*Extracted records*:

----

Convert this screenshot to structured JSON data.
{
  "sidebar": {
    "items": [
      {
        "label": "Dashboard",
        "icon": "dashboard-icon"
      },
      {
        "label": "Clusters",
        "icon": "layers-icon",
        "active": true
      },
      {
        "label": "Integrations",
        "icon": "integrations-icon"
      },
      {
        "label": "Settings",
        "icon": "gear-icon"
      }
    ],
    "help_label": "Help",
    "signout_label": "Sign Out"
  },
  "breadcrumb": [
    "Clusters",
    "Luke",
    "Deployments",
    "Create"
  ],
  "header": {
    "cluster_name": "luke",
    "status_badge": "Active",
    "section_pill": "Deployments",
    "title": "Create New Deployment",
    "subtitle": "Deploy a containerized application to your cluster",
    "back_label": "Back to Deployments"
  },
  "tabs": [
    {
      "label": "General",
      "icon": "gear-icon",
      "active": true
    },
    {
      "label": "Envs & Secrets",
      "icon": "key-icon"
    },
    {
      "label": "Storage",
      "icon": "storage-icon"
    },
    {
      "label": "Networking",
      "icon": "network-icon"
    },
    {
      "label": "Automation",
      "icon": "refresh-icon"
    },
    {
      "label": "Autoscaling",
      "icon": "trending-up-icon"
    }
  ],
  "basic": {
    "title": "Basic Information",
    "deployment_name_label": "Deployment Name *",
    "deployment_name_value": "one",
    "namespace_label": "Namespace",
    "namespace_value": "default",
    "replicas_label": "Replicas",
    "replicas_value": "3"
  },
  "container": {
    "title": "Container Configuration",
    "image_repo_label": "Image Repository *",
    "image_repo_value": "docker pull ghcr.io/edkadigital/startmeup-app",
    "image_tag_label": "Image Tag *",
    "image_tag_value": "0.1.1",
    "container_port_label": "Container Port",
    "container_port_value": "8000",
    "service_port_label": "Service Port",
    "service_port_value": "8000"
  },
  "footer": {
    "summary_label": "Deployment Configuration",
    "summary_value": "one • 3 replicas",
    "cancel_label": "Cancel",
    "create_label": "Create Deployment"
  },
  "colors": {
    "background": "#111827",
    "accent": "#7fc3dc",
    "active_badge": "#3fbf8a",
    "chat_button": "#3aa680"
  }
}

----

Emit the full listing verbatim.

*Completed exercise*:
Convert this screenshot to structured JSON data.
{
  "sidebar": {
    "items": [
      {
        "label": "Dashboard",
        "icon": "dashboard-icon"
      },
      {
        "label": "Clusters",
        "icon": "layers-icon",
        "active": true
      },
      {
        "label": "Integrations",
        "icon": "integrations-icon"
      },
      {
        "label": "Settings",
        "icon": "gear-icon"
      }
    ],
    "help_label": "Help",
    "signout_label": "Sign Out"
  },
  "breadcrumb": [
    "Clusters",
    "Luke",
    "Deployments",
    "Create"
  ],
  "header": {
    "cluster_name": "luke",
    "status_badge": "Active",
    "section_pill": "Deployments",
    "title": "Create New Deployment",
    "subtitle": "Deploy a containerized application to your cluster",
    "back_label": "Back to Deployments"
  },
  "tabs": [
    {
      "label": "General",
      "icon": "gear-icon",
      "active": true
    },
    {
      "label": "Envs & Secrets",
      "icon": "key-icon"
    },
    {
      "label": "Storage",
      "icon": "storage-icon"
    },
    {
      "label": "Networking",
      "icon": "network-icon"
    },
    {
      "label": "Automation",
      "icon": "refresh-icon"
    },
    {
      "label": "Autoscaling",
      "icon": "trending-up-icon"
    }
  ],
  "basic": {
    "title": "Basic Information",
    "deployment_name_label": "Deployment Name *",
    "deployment_name_value": "one",
    "namespace_label": "Namespace",
    "namespace_value": "default",
    "replicas_label": "Replicas",
    "replicas_value": "3"
  },
  "container": {
    "title": "Container Configuration",
    "image_repo_label": "Image Repository *",
    "image_repo_value": "docker pull ghcr.io/edkadigital/startmeup-app",
    "image_tag_label": "Image Tag *",
    "image_tag_value": "0.1.1",
    "container_port_label": "Container Port",
    "container_port_value": "8000",
    "service_port_label": "Service Port",
    "service_port_value": "8000"
  },
  "footer": {
    "summary_label": "Deployment Configuration",
    "summary_value": "one • 3 replicas",
    "cancel_label": "Cancel",
    "create_label": "Create Deployment"
  },
  "colors": {
    "background": "#111827",
    "accent": "#7fc3dc",
    "active_badge": "#3fbf8a",
    "chat_button": "#3aa680"
  }
}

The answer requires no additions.